Single out the lines of the material that contain "into" and copy them.
START Excerpted data
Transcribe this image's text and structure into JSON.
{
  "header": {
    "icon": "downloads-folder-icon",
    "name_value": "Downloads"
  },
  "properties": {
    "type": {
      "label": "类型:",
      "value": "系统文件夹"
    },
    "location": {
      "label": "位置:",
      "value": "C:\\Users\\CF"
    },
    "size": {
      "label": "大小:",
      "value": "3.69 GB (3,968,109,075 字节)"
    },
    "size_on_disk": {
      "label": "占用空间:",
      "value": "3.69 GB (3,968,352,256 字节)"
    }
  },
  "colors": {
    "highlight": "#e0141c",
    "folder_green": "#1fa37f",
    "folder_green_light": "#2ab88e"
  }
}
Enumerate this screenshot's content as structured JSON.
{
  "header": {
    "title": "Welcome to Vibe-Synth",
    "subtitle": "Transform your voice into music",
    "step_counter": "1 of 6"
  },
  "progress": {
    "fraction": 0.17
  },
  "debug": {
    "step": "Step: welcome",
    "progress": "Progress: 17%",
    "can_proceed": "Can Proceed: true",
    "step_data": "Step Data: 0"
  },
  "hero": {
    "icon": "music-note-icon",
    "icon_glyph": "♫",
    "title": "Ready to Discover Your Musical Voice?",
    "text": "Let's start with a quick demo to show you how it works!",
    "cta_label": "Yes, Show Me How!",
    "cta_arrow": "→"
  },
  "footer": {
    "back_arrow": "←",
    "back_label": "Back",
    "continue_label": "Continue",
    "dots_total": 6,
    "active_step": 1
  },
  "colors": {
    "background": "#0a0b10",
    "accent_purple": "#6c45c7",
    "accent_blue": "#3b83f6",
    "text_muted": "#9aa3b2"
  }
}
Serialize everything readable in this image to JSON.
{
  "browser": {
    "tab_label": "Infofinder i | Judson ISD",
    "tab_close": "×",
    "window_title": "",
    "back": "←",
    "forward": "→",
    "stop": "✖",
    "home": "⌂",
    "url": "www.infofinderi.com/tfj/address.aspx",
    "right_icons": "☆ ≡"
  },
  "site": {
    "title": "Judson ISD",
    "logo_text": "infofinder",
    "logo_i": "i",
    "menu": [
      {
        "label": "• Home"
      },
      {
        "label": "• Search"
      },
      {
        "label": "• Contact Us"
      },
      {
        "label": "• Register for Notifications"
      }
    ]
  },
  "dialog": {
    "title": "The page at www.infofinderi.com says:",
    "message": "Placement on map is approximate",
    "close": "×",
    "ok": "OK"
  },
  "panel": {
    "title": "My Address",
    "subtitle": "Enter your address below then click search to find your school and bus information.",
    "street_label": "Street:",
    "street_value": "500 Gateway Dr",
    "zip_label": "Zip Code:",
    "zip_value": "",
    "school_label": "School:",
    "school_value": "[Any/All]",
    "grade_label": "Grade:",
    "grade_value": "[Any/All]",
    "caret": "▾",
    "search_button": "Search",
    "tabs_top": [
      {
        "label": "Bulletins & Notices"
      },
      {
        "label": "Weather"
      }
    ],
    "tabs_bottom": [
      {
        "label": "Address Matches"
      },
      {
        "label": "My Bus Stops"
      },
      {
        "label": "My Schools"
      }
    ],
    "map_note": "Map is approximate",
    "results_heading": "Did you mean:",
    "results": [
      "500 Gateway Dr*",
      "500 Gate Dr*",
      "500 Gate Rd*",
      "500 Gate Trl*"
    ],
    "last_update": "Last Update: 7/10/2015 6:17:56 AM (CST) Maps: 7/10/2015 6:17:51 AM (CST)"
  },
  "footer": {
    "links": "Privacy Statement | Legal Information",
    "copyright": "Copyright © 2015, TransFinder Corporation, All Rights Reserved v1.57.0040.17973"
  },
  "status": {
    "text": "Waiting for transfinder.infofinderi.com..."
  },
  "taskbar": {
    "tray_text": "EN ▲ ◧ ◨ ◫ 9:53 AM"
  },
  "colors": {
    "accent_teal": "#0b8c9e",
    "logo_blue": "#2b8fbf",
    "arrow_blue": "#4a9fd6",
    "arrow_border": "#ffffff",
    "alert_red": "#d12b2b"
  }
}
END Excerpted data
• Exercise solution:
Transcribe this image's text and structure into JSON.
    "subtitle": "Transform your voice into music",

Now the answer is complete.